--- Objective ---
Find every line in the records below that holds the word "группы" and copy it.

[Records contained in a dataset]

┌────────

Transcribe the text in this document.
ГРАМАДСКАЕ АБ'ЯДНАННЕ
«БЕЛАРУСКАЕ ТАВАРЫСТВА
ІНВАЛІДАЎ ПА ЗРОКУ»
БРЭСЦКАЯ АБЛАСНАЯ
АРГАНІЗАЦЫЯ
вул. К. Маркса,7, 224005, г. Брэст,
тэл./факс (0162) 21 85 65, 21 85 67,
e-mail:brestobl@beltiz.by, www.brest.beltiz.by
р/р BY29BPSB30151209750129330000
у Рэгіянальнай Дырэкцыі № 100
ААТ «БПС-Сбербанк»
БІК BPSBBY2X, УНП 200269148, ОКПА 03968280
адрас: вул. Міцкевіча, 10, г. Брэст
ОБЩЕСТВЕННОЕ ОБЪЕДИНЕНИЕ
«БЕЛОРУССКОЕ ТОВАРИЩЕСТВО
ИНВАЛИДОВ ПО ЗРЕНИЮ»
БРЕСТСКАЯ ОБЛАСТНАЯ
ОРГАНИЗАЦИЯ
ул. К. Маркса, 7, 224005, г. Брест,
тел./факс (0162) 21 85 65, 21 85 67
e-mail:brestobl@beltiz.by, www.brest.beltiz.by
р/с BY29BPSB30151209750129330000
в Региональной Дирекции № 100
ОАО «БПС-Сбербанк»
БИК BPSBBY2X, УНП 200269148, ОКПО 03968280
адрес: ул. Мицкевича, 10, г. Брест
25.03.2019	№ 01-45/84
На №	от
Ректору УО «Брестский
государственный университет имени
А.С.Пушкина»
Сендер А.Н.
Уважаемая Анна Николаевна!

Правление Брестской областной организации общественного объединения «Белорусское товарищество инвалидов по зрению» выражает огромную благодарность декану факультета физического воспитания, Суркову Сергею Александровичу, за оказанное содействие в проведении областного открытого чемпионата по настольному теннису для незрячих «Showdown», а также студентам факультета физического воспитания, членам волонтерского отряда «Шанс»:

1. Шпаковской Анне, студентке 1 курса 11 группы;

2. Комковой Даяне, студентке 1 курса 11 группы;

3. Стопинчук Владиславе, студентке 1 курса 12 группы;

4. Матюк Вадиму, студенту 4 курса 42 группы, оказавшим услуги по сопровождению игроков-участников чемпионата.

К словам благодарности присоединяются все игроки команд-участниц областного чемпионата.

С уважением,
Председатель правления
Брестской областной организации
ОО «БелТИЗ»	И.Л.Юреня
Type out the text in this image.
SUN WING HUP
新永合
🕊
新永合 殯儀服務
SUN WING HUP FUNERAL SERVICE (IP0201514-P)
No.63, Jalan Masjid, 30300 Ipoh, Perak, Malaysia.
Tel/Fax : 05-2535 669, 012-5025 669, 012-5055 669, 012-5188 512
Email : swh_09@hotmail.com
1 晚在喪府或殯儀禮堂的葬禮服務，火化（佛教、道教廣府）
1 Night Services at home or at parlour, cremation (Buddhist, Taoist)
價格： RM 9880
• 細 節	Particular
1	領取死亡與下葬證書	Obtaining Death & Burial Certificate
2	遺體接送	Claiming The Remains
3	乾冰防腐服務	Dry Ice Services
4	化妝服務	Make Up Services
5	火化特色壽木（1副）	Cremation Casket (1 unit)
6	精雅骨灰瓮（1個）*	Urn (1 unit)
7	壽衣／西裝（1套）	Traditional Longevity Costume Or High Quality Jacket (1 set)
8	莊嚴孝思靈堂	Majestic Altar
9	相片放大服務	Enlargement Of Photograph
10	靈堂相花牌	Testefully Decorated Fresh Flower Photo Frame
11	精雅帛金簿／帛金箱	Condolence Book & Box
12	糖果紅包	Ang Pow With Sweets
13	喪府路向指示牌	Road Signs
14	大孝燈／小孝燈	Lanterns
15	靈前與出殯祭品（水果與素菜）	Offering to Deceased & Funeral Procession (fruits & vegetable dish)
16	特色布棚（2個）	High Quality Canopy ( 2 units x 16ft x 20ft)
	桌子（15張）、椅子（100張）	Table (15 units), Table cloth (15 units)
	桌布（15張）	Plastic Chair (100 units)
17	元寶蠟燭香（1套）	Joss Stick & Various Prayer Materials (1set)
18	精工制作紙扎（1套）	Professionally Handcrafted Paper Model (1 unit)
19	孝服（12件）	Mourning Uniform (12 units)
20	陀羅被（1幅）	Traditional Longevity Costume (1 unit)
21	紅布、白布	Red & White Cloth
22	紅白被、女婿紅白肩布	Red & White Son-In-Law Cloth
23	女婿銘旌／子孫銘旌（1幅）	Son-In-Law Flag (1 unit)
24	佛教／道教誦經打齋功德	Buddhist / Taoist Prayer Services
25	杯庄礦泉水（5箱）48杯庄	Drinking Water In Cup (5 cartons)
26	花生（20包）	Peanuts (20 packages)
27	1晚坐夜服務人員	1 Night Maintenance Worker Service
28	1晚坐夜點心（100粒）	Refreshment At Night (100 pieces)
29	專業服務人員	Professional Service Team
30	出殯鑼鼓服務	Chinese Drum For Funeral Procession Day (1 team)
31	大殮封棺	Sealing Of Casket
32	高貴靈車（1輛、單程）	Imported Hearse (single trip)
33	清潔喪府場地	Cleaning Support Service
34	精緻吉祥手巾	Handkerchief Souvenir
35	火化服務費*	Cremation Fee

└────────

--- Answer to this task ---
1. Шпаковской Анне, студентке 1 курса 11 группы;
2. Комковой Даяне, студентке 1 курса 11 группы;
3. Стопинчук Владиславе, студентке 1 курса 12 группы;
4. Матюк Вадиму, студенту 4 курса 42 группы, оказавшим услуги по сопровождению игроков-участников чемпионата.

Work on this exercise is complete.